Records from a data source

— begin —

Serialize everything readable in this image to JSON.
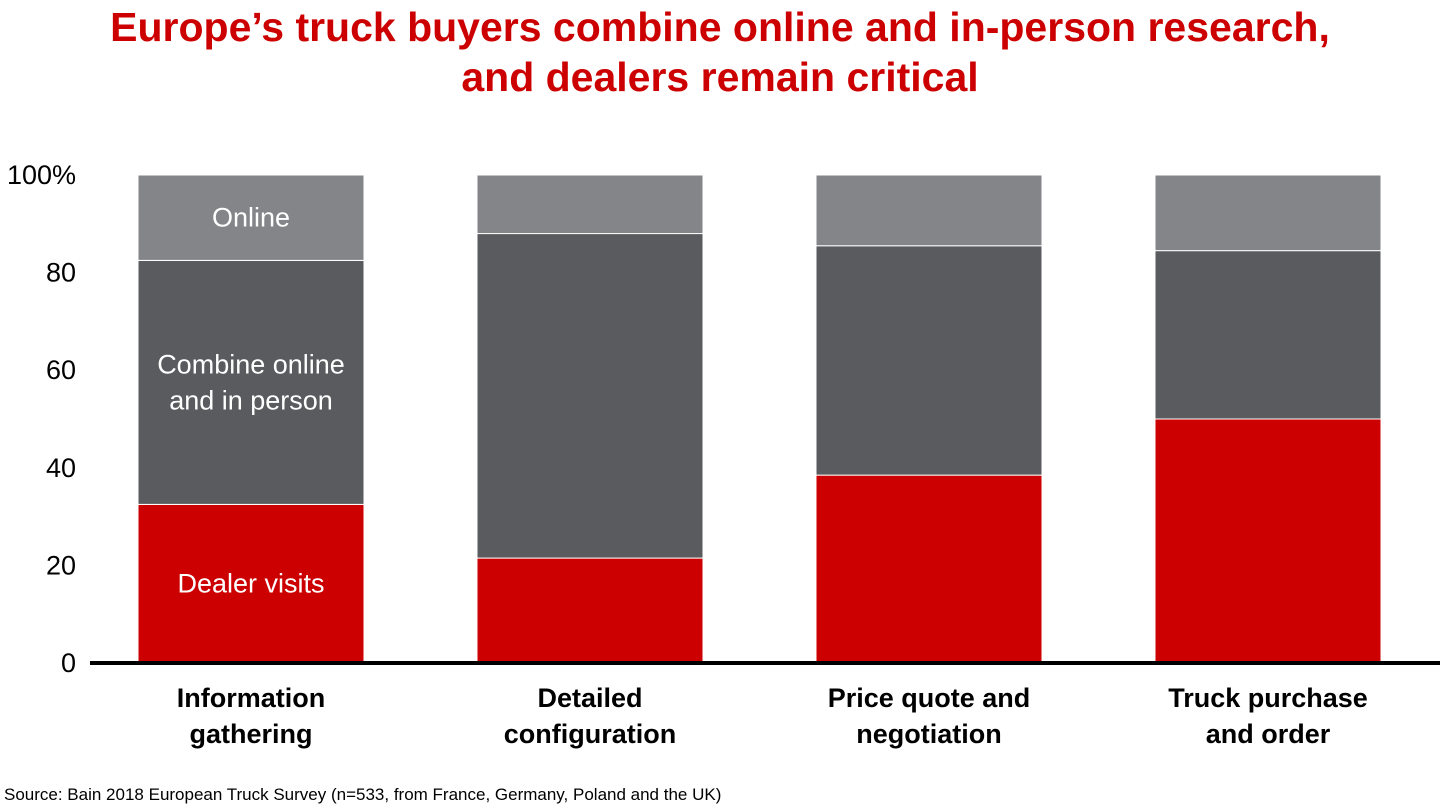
{
  "title_lines": [
    "Europe’s truck buyers combine online and in-person research,",
    "and dealers remain critical"
  ],
  "source": "Source: Bain 2018 European Truck Survey (n=533, from France, Germany, Poland and the UK)",
  "colors": {
    "title": "#cc0000",
    "dealer": "#cc0000",
    "combine": "#5a5b5e",
    "online": "#848589"
  },
  "chart_data": {
    "type": "bar",
    "stacked": true,
    "categories": [
      [
        "Information",
        "gathering"
      ],
      [
        "Detailed",
        "configuration"
      ],
      [
        "Price quote and",
        "negotiation"
      ],
      [
        "Truck purchase",
        "and order"
      ]
    ],
    "series": [
      {
        "name": "Dealer visits",
        "values": [
          32.5,
          21.5,
          38.5,
          50
        ],
        "color": "#cc0000"
      },
      {
        "name": "Combine online and in person",
        "values": [
          50,
          66.5,
          47,
          34.5
        ],
        "color": "#5a5b5e"
      },
      {
        "name": "Online",
        "values": [
          17.5,
          12,
          14.5,
          15.5
        ],
        "color": "#848589"
      }
    ],
    "series_labels": [
      {
        "series": 0,
        "category": 0,
        "lines": [
          "Dealer visits"
        ]
      },
      {
        "series": 1,
        "category": 0,
        "lines": [
          "Combine online",
          "and in person"
        ]
      },
      {
        "series": 2,
        "category": 0,
        "lines": [
          "Online"
        ]
      }
    ],
    "y_ticks": [
      {
        "value": 0,
        "label": "0"
      },
      {
        "value": 20,
        "label": "20"
      },
      {
        "value": 40,
        "label": "40"
      },
      {
        "value": 60,
        "label": "60"
      },
      {
        "value": 80,
        "label": "80"
      },
      {
        "value": 100,
        "label": "100%"
      }
    ],
    "ylim": [
      0,
      100
    ],
    "grid": false,
    "legend": "none"
  }
}
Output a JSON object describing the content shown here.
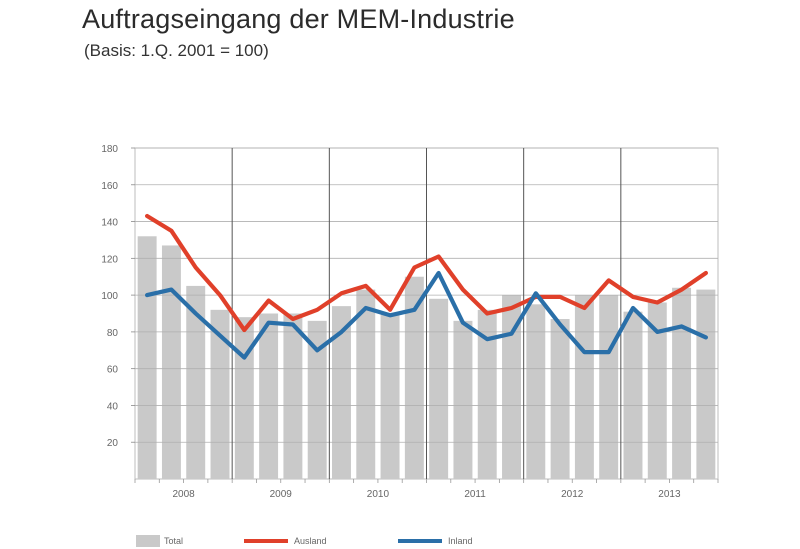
{
  "title": "Auftragseingang der MEM-Industrie",
  "subtitle": "(Basis: 1.Q. 2001 = 100)",
  "chart_data": {
    "type": "bar",
    "title": "Auftragseingang der MEM-Industrie",
    "subtitle": "(Basis: 1.Q. 2001 = 100)",
    "categories": [
      "2008-Q1",
      "2008-Q2",
      "2008-Q3",
      "2008-Q4",
      "2009-Q1",
      "2009-Q2",
      "2009-Q3",
      "2009-Q4",
      "2010-Q1",
      "2010-Q2",
      "2010-Q3",
      "2010-Q4",
      "2011-Q1",
      "2011-Q2",
      "2011-Q3",
      "2011-Q4",
      "2012-Q1",
      "2012-Q2",
      "2012-Q3",
      "2012-Q4",
      "2013-Q1",
      "2013-Q2",
      "2013-Q3",
      "2013-Q4"
    ],
    "year_labels": [
      "2008",
      "2009",
      "2010",
      "2011",
      "2012",
      "2013"
    ],
    "y_ticks": [
      "180",
      "160",
      "140",
      "120",
      "100",
      "80",
      "60",
      "40",
      "20"
    ],
    "ylim": [
      0,
      180
    ],
    "grid": true,
    "legend_position": "bottom",
    "series": [
      {
        "name": "Total",
        "kind": "bar",
        "color": "#c9c9c9",
        "values": [
          132,
          127,
          105,
          92,
          88,
          90,
          90,
          86,
          94,
          103,
          90,
          110,
          98,
          86,
          92,
          100,
          95,
          87,
          100,
          100,
          91,
          96,
          104,
          103
        ]
      },
      {
        "name": "Ausland",
        "kind": "line",
        "color": "#e0402a",
        "values": [
          143,
          135,
          115,
          100,
          81,
          97,
          87,
          92,
          101,
          105,
          92,
          115,
          121,
          103,
          90,
          93,
          99,
          99,
          93,
          108,
          99,
          96,
          103,
          112
        ]
      },
      {
        "name": "Inland",
        "kind": "line",
        "color": "#2a6fa8",
        "values": [
          100,
          103,
          90,
          78,
          66,
          85,
          84,
          70,
          80,
          93,
          89,
          92,
          112,
          85,
          76,
          79,
          101,
          84,
          69,
          69,
          93,
          80,
          83,
          77
        ]
      }
    ]
  }
}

— end —

Without including any picture, repeat the data exactly.

Serialize everything readable in this image to JSON.
{
  "title_lines": [
    "Europe’s truck buyers combine online and in-person research,",
    "and dealers remain critical"
  ],
  "source": "Source: Bain 2018 European Truck Survey (n=533, from France, Germany, Poland and the UK)",
  "colors": {
    "title": "#cc0000",
    "dealer": "#cc0000",
    "combine": "#5a5b5e",
    "online": "#848589"
  },
  "chart_data": {
    "type": "bar",
    "stacked": true,
    "categories": [
      [
        "Information",
        "gathering"
      ],
      [
        "Detailed",
        "configuration"
      ],
      [
        "Price quote and",
        "negotiation"
      ],
      [
        "Truck purchase",
        "and order"
      ]
    ],
    "series": [
      {
        "name": "Dealer visits",
        "values": [
          32.5,
          21.5,
          38.5,
          50
        ],
        "color": "#cc0000"
      },
      {
        "name": "Combine online and in person",
        "values": [
          50,
          66.5,
          47,
          34.5
        ],
        "color": "#5a5b5e"
      },
      {
        "name": "Online",
        "values": [
          17.5,
          12,
          14.5,
          15.5
        ],
        "color": "#848589"
      }
    ],
    "series_labels": [
      {
        "series": 0,
        "category": 0,
        "lines": [
          "Dealer visits"
        ]
      },
      {
        "series": 1,
        "category": 0,
        "lines": [
          "Combine online",
          "and in person"
        ]
      },
      {
        "series": 2,
        "category": 0,
        "lines": [
          "Online"
        ]
      }
    ],
    "y_ticks": [
      {
        "value": 0,
        "label": "0"
      },
      {
        "value": 20,
        "label": "20"
      },
      {
        "value": 40,
        "label": "40"
      },
      {
        "value": 60,
        "label": "60"
      },
      {
        "value": 80,
        "label": "80"
      },
      {
        "value": 100,
        "label": "100%"
      }
    ],
    "ylim": [
      0,
      100
    ],
    "grid": false,
    "legend": "none"
  }
}
Output a JSON object describing the content shown here.
{
  "title": "Auftragseingang der MEM-Industrie",
  "subtitle": "(Basis: 1.Q. 2001 = 100)",
  "chart_data": {
    "type": "bar",
    "title": "Auftragseingang der MEM-Industrie",
    "subtitle": "(Basis: 1.Q. 2001 = 100)",
    "categories": [
      "2008-Q1",
      "2008-Q2",
      "2008-Q3",
      "2008-Q4",
      "2009-Q1",
      "2009-Q2",
      "2009-Q3",
      "2009-Q4",
      "2010-Q1",
      "2010-Q2",
      "2010-Q3",
      "2010-Q4",
      "2011-Q1",
      "2011-Q2",
      "2011-Q3",
      "2011-Q4",
      "2012-Q1",
      "2012-Q2",
      "2012-Q3",
      "2012-Q4",
      "2013-Q1",
      "2013-Q2",
      "2013-Q3",
      "2013-Q4"
    ],
    "year_labels": [
      "2008",
      "2009",
      "2010",
      "2011",
      "2012",
      "2013"
    ],
    "y_ticks": [
      "180",
      "160",
      "140",
      "120",
      "100",
      "80",
      "60",
      "40",
      "20"
    ],
    "ylim": [
      0,
      180
    ],
    "grid": true,
    "legend_position": "bottom",
    "series": [
      {
        "name": "Total",
        "kind": "bar",
        "color": "#c9c9c9",
        "values": [
          132,
          127,
          105,
          92,
          88,
          90,
          90,
          86,
          94,
          103,
          90,
          110,
          98,
          86,
          92,
          100,
          95,
          87,
          100,
          100,
          91,
          96,
          104,
          103
        ]
      },
      {
        "name": "Ausland",
        "kind": "line",
        "color": "#e0402a",
        "values": [
          143,
          135,
          115,
          100,
          81,
          97,
          87,
          92,
          101,
          105,
          92,
          115,
          121,
          103,
          90,
          93,
          99,
          99,
          93,
          108,
          99,
          96,
          103,
          112
        ]
      },
      {
        "name": "Inland",
        "kind": "line",
        "color": "#2a6fa8",
        "values": [
          100,
          103,
          90,
          78,
          66,
          85,
          84,
          70,
          80,
          93,
          89,
          92,
          112,
          85,
          76,
          79,
          101,
          84,
          69,
          69,
          93,
          80,
          83,
          77
        ]
      }
    ]
  }
}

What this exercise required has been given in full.